Within this material, how many lines have the string "title" in them? The answer is a number, with nothing added.

━━ MATERIAL SHOWN ━━

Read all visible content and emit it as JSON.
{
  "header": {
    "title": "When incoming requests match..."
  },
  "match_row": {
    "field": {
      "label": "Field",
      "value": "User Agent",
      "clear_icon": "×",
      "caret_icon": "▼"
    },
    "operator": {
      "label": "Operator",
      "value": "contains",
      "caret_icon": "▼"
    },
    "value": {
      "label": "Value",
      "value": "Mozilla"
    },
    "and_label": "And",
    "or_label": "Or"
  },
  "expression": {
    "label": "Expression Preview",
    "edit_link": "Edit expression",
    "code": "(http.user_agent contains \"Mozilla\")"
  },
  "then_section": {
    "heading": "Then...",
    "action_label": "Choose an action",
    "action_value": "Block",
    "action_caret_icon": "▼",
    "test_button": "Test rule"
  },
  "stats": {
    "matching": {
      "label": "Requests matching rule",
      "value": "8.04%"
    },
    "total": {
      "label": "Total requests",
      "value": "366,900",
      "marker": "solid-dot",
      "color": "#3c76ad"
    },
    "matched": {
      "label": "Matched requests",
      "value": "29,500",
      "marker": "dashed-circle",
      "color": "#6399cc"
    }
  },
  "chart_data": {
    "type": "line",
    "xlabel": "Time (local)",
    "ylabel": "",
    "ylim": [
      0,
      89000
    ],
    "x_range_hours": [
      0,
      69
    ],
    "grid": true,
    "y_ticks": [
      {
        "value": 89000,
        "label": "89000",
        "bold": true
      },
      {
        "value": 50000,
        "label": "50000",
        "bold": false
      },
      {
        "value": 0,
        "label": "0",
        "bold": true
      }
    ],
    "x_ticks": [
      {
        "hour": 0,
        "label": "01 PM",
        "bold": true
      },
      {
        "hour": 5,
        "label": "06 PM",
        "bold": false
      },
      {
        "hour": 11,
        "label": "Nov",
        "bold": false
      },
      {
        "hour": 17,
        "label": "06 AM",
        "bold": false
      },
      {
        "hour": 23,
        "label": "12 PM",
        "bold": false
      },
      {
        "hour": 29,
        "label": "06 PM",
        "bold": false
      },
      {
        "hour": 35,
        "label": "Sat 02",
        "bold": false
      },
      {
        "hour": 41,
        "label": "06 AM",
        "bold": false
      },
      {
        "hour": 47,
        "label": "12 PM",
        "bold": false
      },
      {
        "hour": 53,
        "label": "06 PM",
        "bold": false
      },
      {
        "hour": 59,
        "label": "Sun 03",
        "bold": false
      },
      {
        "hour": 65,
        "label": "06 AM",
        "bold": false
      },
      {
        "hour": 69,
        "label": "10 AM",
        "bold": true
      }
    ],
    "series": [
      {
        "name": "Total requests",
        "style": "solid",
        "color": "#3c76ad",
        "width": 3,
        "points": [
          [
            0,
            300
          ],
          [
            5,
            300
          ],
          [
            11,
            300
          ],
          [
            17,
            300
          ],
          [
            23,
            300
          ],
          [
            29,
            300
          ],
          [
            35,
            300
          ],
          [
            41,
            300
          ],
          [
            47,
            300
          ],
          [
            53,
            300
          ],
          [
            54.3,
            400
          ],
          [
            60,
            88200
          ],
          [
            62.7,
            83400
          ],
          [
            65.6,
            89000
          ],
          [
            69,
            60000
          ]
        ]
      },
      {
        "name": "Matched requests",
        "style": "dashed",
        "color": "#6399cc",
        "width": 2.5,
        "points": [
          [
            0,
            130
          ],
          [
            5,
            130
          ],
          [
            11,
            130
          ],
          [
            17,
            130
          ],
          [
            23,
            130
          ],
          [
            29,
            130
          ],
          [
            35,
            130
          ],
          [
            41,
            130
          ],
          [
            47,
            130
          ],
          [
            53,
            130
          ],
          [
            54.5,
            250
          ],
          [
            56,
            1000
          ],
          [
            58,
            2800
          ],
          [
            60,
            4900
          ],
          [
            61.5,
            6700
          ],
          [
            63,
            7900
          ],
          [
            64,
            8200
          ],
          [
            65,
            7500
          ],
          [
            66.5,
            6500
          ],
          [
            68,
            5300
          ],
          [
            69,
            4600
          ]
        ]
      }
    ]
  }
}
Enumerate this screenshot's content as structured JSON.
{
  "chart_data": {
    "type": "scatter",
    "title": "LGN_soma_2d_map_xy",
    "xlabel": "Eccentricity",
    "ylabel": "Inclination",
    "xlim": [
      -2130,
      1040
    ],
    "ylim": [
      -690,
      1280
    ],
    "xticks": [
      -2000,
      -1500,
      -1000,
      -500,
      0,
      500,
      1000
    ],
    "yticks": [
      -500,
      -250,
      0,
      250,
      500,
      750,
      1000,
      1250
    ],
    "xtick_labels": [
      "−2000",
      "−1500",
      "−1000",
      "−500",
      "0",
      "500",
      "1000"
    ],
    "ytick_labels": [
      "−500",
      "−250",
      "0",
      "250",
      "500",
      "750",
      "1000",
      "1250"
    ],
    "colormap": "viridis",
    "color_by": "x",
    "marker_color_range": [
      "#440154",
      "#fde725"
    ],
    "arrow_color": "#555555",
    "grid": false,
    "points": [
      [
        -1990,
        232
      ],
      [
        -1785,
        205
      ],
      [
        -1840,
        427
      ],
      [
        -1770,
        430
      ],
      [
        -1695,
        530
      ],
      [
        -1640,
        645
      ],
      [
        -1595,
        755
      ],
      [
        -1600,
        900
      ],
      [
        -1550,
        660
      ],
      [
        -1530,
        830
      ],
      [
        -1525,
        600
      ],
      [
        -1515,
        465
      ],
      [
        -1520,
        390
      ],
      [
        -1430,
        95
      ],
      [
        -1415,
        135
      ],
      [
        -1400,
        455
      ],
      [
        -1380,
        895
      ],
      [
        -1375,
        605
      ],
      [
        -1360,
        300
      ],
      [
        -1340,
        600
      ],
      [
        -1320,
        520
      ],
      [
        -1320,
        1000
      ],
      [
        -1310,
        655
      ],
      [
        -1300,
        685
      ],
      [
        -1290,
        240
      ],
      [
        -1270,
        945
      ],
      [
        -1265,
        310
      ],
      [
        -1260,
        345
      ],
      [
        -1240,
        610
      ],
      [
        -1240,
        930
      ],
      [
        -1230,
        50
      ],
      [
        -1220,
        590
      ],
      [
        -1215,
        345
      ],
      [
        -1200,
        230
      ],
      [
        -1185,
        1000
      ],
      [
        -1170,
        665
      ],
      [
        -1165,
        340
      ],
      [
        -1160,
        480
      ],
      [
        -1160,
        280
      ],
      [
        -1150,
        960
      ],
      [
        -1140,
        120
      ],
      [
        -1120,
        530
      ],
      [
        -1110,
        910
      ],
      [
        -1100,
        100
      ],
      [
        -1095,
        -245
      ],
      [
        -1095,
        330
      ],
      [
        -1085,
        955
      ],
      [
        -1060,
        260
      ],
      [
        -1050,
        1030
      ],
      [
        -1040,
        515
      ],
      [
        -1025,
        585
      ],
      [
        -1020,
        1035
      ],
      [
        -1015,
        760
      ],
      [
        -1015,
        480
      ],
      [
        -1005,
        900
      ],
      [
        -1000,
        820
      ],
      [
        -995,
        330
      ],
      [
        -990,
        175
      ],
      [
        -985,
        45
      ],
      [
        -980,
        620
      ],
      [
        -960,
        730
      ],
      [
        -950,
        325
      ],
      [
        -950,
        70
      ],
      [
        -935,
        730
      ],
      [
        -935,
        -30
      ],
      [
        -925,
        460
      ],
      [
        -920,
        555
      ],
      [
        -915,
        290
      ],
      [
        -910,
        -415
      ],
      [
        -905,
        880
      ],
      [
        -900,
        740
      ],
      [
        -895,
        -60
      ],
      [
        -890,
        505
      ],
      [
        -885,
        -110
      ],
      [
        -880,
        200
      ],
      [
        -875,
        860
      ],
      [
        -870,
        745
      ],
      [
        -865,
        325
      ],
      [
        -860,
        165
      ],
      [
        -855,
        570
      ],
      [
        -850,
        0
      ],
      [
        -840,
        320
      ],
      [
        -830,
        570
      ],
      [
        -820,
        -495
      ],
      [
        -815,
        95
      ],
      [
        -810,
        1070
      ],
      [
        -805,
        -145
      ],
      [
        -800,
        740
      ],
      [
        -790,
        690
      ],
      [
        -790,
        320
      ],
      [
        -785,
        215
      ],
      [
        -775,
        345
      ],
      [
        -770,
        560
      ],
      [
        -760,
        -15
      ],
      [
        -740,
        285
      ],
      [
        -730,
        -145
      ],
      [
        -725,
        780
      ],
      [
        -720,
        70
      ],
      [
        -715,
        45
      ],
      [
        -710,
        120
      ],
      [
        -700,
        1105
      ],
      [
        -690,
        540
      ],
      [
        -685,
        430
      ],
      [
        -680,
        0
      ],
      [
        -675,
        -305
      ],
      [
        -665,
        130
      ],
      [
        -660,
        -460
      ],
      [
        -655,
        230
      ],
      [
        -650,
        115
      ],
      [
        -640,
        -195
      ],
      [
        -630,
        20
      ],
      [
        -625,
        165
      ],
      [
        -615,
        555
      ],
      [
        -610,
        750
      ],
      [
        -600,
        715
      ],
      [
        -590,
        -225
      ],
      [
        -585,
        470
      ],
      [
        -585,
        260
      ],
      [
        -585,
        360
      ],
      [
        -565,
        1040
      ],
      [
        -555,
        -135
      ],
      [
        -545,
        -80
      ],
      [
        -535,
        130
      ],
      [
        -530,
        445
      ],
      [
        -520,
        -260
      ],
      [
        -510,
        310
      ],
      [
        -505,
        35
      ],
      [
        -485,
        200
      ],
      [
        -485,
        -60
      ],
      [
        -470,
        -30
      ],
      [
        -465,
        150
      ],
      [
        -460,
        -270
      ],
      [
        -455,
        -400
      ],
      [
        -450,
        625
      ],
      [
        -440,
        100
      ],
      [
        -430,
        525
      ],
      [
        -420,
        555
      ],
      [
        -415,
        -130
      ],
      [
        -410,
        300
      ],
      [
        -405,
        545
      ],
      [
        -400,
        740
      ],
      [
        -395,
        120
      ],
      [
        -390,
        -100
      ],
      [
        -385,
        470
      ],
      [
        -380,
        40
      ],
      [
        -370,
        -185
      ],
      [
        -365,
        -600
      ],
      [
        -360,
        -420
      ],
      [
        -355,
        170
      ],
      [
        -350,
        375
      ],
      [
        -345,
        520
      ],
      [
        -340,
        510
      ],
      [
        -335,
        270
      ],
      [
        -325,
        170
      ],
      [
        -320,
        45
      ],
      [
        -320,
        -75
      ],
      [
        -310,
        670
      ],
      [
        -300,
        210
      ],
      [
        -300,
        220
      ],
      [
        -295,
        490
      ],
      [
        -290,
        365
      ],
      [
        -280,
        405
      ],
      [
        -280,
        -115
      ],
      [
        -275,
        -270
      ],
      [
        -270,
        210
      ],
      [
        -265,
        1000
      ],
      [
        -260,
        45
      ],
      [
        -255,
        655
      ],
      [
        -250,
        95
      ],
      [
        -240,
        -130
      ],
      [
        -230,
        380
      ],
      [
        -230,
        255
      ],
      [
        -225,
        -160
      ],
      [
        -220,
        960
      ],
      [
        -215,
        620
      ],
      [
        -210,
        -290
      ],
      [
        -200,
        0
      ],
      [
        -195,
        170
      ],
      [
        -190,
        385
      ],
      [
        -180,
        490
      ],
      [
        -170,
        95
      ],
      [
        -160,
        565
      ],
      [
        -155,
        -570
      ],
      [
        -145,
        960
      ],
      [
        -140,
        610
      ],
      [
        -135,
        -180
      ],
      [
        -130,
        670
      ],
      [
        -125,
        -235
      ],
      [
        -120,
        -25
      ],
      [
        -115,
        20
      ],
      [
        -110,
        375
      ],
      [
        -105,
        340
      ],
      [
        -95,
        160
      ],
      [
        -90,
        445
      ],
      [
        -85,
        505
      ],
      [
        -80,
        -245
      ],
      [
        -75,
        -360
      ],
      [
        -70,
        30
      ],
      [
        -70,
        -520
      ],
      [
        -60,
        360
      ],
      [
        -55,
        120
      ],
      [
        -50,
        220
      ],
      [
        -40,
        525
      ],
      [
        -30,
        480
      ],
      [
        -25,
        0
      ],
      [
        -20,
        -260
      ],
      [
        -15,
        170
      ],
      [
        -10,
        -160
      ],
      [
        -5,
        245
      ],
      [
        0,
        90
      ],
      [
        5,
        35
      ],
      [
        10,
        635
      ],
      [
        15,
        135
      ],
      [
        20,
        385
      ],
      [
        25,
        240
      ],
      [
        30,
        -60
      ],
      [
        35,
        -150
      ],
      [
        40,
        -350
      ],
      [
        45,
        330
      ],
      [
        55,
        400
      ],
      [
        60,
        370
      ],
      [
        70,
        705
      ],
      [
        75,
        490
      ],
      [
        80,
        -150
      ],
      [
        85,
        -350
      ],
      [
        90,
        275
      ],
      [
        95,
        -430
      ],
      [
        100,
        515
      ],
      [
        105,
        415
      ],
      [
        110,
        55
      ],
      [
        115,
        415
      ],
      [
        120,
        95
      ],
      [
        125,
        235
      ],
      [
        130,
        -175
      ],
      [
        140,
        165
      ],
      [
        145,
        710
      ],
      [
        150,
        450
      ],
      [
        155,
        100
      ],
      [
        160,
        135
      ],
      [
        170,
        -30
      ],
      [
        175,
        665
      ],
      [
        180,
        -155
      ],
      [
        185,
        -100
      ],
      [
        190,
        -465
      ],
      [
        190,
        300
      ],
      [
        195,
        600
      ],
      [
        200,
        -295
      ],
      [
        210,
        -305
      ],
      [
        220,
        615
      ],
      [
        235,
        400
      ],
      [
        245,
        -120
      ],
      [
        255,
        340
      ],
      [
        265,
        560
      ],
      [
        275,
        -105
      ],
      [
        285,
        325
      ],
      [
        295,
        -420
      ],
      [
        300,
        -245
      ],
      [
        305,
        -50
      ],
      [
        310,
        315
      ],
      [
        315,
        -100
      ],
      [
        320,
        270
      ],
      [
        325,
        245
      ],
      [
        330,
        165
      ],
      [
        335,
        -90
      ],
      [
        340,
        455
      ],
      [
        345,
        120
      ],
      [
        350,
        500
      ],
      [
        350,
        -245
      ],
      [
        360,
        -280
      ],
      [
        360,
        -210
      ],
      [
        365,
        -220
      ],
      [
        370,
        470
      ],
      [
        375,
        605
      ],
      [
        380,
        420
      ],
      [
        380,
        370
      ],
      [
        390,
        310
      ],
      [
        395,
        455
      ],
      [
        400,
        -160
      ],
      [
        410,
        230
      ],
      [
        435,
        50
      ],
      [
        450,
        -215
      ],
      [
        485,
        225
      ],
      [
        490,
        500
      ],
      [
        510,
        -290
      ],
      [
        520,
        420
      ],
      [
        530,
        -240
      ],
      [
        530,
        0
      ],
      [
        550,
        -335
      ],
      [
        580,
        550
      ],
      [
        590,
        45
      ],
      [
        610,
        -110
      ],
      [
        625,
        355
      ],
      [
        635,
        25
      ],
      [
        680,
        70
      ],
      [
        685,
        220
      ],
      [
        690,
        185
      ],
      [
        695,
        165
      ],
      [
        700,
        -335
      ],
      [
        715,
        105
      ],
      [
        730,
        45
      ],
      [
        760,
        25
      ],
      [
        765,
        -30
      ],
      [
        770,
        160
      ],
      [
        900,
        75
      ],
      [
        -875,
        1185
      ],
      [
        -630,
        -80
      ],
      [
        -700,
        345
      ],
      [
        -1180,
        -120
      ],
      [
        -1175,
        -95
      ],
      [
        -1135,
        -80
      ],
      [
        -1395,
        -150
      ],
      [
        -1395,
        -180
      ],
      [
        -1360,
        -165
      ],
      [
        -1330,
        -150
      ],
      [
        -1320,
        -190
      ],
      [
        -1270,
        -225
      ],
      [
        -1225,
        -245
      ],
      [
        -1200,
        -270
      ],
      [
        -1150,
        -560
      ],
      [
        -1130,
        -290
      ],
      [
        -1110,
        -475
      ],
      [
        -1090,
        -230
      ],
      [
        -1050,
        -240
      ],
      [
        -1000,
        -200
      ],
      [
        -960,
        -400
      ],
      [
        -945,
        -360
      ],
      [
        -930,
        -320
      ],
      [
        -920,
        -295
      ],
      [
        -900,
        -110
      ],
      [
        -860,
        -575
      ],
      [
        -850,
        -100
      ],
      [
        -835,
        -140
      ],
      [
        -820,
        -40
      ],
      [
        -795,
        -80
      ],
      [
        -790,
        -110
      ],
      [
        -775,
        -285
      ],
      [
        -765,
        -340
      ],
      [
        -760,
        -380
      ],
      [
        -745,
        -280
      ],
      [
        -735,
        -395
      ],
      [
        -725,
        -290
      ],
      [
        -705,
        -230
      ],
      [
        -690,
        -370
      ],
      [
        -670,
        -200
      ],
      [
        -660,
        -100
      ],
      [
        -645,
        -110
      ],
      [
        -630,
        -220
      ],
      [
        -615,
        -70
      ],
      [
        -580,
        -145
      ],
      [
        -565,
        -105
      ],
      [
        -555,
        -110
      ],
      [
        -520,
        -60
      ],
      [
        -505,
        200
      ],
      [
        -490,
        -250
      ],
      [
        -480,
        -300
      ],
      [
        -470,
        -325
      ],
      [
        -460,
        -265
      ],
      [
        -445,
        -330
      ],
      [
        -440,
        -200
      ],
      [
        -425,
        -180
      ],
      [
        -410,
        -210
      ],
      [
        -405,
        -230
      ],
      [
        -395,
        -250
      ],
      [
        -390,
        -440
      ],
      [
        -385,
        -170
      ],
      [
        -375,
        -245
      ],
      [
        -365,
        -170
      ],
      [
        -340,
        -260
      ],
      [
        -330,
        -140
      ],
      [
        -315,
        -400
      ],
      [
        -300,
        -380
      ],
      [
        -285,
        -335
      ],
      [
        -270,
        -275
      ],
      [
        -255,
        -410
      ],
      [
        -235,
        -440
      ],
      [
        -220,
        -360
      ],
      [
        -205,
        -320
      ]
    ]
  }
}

━━━

■ ANSWER TO THE TASK ■
2